AVAILABLE DATA:
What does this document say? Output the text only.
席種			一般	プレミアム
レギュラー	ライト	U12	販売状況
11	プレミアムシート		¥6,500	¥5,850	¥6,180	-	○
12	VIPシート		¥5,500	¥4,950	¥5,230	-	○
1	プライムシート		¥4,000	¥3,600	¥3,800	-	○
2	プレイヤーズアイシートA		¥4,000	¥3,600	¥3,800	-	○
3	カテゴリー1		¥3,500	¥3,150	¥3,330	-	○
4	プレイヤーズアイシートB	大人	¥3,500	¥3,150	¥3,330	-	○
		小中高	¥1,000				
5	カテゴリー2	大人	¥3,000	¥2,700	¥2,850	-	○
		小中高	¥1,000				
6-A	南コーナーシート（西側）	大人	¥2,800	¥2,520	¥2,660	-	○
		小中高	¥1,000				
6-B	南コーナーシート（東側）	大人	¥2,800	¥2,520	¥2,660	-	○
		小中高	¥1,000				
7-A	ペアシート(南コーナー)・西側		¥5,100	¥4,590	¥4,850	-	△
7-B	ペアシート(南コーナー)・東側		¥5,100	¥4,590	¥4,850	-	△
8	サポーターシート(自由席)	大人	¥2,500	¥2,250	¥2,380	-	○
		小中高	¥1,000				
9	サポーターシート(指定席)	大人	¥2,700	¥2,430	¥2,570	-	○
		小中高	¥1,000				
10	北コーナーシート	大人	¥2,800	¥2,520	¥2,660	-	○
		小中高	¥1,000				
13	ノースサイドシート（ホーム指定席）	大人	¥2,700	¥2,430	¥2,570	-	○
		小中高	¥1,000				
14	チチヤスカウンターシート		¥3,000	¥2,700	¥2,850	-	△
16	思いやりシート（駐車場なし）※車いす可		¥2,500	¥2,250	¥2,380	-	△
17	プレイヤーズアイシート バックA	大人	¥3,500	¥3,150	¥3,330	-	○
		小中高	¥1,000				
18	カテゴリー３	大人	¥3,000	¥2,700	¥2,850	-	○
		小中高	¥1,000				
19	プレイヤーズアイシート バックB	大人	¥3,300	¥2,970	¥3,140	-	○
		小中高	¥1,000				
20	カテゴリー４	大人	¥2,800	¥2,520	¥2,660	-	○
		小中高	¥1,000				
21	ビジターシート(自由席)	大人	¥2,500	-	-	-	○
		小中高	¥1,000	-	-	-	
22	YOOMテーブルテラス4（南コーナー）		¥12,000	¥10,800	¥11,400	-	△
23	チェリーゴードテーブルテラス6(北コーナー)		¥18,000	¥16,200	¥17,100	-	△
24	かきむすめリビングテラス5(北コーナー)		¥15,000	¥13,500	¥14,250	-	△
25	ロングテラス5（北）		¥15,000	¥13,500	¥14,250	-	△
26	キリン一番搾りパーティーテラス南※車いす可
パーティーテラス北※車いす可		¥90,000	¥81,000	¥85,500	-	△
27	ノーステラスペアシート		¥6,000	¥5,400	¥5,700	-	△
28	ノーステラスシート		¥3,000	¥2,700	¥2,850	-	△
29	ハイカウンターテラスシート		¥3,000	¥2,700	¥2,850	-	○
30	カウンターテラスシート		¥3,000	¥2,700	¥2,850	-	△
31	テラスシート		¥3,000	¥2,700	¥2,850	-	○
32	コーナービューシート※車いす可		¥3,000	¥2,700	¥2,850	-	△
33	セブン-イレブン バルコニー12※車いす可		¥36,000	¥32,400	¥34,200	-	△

WRITTEN PROBLEM: Write out the entries above word for word.

CORRECT OUTPUT:
What does this document say? Output the text only.
席種			一般	プレミアム
レギュラー	ライト	U12	販売状況
11	プレミアムシート		¥6,500	¥5,850	¥6,180	-	○
12	VIPシート		¥5,500	¥4,950	¥5,230	-	○
1	プライムシート		¥4,000	¥3,600	¥3,800	-	○
2	プレイヤーズアイシートA		¥4,000	¥3,600	¥3,800	-	○
3	カテゴリー1		¥3,500	¥3,150	¥3,330	-	○
4	プレイヤーズアイシートB	大人	¥3,500	¥3,150	¥3,330	-	○
		小中高	¥1,000				
5	カテゴリー2	大人	¥3,000	¥2,700	¥2,850	-	○
		小中高	¥1,000				
6-A	南コーナーシート（西側）	大人	¥2,800	¥2,520	¥2,660	-	○
		小中高	¥1,000				
6-B	南コーナーシート（東側）	大人	¥2,800	¥2,520	¥2,660	-	○
		小中高	¥1,000				
7-A	ペアシート(南コーナー)・西側		¥5,100	¥4,590	¥4,850	-	△
7-B	ペアシート(南コーナー)・東側		¥5,100	¥4,590	¥4,850	-	△
8	サポーターシート(自由席)	大人	¥2,500	¥2,250	¥2,380	-	○
		小中高	¥1,000				
9	サポーターシート(指定席)	大人	¥2,700	¥2,430	¥2,570	-	○
		小中高	¥1,000				
10	北コーナーシート	大人	¥2,800	¥2,520	¥2,660	-	○
		小中高	¥1,000				
13	ノースサイドシート（ホーム指定席）	大人	¥2,700	¥2,430	¥2,570	-	○
		小中高	¥1,000				
14	チチヤスカウンターシート		¥3,000	¥2,700	¥2,850	-	△
16	思いやりシート（駐車場なし）※車いす可		¥2,500	¥2,250	¥2,380	-	△
17	プレイヤーズアイシート バックA	大人	¥3,500	¥3,150	¥3,330	-	○
		小中高	¥1,000				
18	カテゴリー３	大人	¥3,000	¥2,700	¥2,850	-	○
		小中高	¥1,000				
19	プレイヤーズアイシート バックB	大人	¥3,300	¥2,970	¥3,140	-	○
		小中高	¥1,000				
20	カテゴリー４	大人	¥2,800	¥2,520	¥2,660	-	○
		小中高	¥1,000				
21	ビジターシート(自由席)	大人	¥2,500	-	-	-	○
		小中高	¥1,000	-	-	-	
22	YOOMテーブルテラス4（南コーナー）		¥12,000	¥10,800	¥11,400	-	△
23	チェリーゴードテーブルテラス6(北コーナー)		¥18,000	¥16,200	¥17,100	-	△
24	かきむすめリビングテラス5(北コーナー)		¥15,000	¥13,500	¥14,250	-	△
25	ロングテラス5（北）		¥15,000	¥13,500	¥14,250	-	△
26	キリン一番搾りパーティーテラス南※車いす可
パーティーテラス北※車いす可		¥90,000	¥81,000	¥85,500	-	△
27	ノーステラスペアシート		¥6,000	¥5,400	¥5,700	-	△
28	ノーステラスシート		¥3,000	¥2,700	¥2,850	-	△
29	ハイカウンターテラスシート		¥3,000	¥2,700	¥2,850	-	○
30	カウンターテラスシート		¥3,000	¥2,700	¥2,850	-	△
31	テラスシート		¥3,000	¥2,700	¥2,850	-	○
32	コーナービューシート※車いす可		¥3,000	¥2,700	¥2,850	-	△
33	セブン-イレブン バルコニー12※車いす可		¥36,000	¥32,400	¥34,200	-	△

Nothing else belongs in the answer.